AIM OF THE EXERCISE:
Identify the lines bearing the string "JSON" and gather them.

TASK INPUT:
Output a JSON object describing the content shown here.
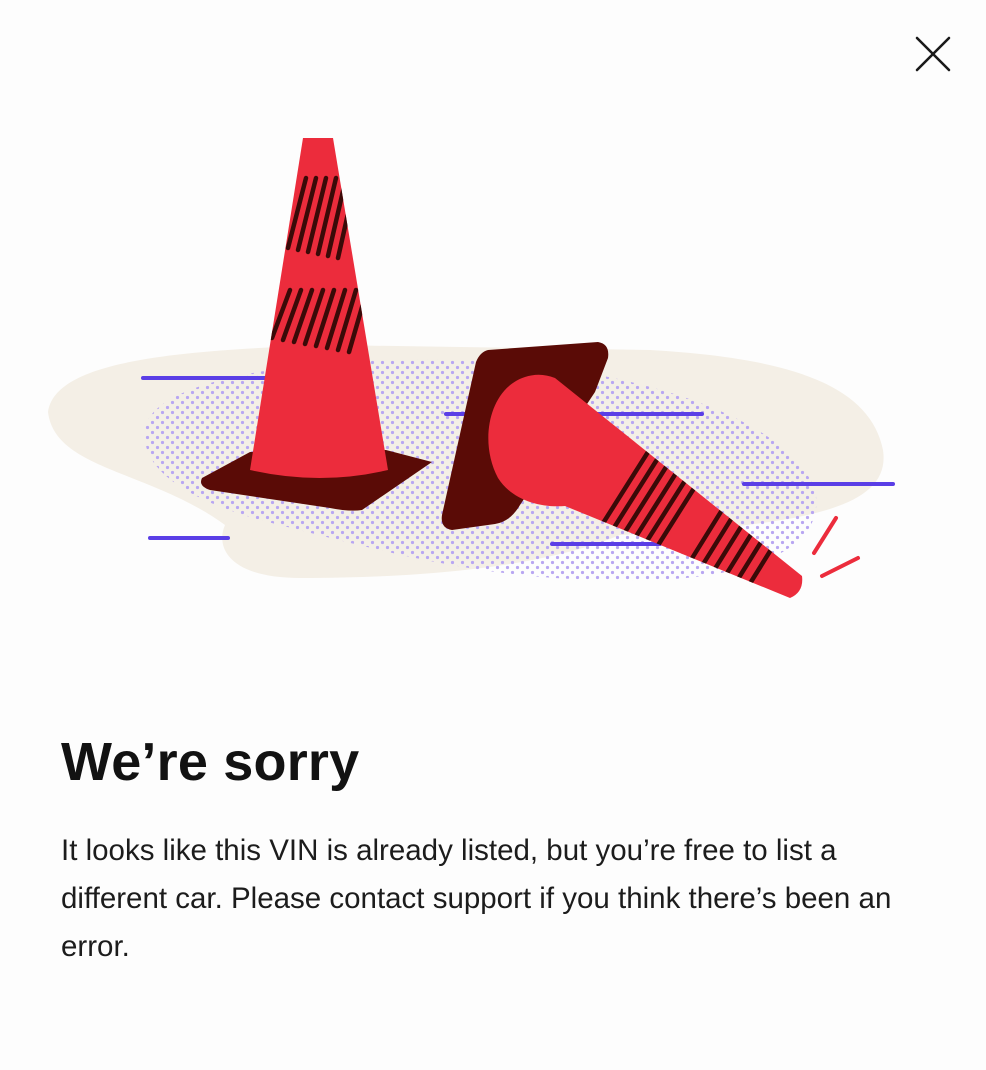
{
  "dialog": {
    "title": "We’re sorry",
    "message": "It looks like this VIN is already listed, but you’re free to list a different car. Please contact support if you think there’s been an error.",
    "close_icon": "close-icon",
    "illustration_icon": "traffic-cones-illustration"
  },
  "colors": {
    "cone_red": "#ec2c3c",
    "cone_base": "#5a0b06",
    "stripe": "#3a0a08",
    "ground": "#f4efe6",
    "speed_lines": "#5a3ee6",
    "dots": "#b8a6f2",
    "text": "#121212"
  }
}
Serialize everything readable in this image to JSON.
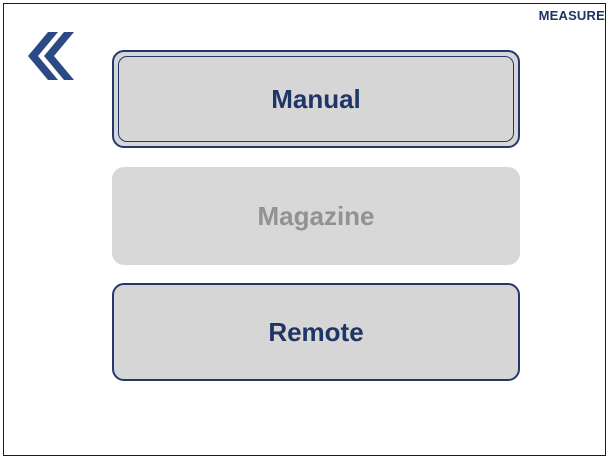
{
  "header": {
    "title": "MEASURE",
    "back_icon": "double-chevron-left-icon"
  },
  "colors": {
    "accent": "#1e3565",
    "button_bg": "#d6d6d6",
    "disabled_text": "#929292"
  },
  "menu": {
    "manual_label": "Manual",
    "magazine_label": "Magazine",
    "remote_label": "Remote"
  }
}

SOLUTION TO THE EXERCISE:
Output a JSON object describing the content shown here.
Serialize everything readable in this image to JSON.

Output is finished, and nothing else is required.